#### ENTRIES SHOWN

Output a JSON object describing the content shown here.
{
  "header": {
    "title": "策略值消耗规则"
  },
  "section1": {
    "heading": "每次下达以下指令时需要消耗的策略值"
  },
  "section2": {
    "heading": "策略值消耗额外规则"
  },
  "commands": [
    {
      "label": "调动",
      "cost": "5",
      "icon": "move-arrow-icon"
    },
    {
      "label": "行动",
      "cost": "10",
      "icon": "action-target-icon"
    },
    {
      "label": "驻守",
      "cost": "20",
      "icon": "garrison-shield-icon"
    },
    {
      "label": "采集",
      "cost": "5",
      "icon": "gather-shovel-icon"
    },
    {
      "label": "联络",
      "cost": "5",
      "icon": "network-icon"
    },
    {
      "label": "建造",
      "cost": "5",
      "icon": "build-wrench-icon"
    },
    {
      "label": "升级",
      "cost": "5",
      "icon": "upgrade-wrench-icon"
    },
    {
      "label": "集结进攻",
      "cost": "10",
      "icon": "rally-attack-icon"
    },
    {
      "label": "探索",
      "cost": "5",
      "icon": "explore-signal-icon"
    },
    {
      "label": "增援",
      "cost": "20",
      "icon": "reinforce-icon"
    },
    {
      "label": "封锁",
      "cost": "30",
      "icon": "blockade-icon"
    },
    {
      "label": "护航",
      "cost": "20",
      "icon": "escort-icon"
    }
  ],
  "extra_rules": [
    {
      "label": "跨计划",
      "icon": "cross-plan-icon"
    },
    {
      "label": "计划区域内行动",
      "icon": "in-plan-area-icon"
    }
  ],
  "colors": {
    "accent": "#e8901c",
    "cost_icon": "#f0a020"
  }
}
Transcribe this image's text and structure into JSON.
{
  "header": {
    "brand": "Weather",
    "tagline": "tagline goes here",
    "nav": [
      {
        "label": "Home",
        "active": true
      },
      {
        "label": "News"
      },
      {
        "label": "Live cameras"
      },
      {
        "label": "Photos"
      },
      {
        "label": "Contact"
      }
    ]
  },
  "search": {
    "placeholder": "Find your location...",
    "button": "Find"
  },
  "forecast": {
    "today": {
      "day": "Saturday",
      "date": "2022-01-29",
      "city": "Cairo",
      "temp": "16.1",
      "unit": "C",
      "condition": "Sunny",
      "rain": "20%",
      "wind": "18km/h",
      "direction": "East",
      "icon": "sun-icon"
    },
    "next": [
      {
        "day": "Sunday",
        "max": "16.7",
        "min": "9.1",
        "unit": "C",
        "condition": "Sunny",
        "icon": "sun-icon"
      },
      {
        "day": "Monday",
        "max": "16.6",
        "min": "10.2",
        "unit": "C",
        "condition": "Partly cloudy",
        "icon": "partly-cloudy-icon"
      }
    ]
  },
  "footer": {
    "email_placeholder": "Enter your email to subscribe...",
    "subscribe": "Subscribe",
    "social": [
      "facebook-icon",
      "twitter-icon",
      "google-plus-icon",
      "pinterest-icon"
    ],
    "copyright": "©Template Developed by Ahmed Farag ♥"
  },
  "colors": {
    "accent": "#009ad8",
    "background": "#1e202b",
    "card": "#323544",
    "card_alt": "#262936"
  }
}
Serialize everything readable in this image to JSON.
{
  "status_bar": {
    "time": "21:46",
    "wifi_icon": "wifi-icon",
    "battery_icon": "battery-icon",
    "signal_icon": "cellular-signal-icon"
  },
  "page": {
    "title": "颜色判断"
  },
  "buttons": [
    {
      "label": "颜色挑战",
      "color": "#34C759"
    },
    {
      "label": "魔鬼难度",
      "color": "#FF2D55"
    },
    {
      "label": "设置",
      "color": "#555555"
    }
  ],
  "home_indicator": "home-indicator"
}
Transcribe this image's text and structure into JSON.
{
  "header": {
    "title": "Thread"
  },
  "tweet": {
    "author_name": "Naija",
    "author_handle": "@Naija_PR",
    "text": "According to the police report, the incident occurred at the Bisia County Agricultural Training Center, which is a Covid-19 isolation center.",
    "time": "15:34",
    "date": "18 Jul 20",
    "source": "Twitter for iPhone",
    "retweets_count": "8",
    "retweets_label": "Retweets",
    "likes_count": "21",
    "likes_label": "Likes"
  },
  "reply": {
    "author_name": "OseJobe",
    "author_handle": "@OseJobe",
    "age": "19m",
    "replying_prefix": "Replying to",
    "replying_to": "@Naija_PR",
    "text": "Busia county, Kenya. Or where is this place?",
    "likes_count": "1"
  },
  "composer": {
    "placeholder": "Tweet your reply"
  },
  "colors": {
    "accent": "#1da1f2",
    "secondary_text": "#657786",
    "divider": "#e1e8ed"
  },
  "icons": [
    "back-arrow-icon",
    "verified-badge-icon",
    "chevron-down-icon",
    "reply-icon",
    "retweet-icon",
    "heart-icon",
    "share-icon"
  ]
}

########

• WHAT YOU WILL DO: Using the listing above, locate the lines that hold "subscribe" and copy each one.

• THE REPLY:
    "email_placeholder": "Enter your email to subscribe...",
    "subscribe": "Subscribe",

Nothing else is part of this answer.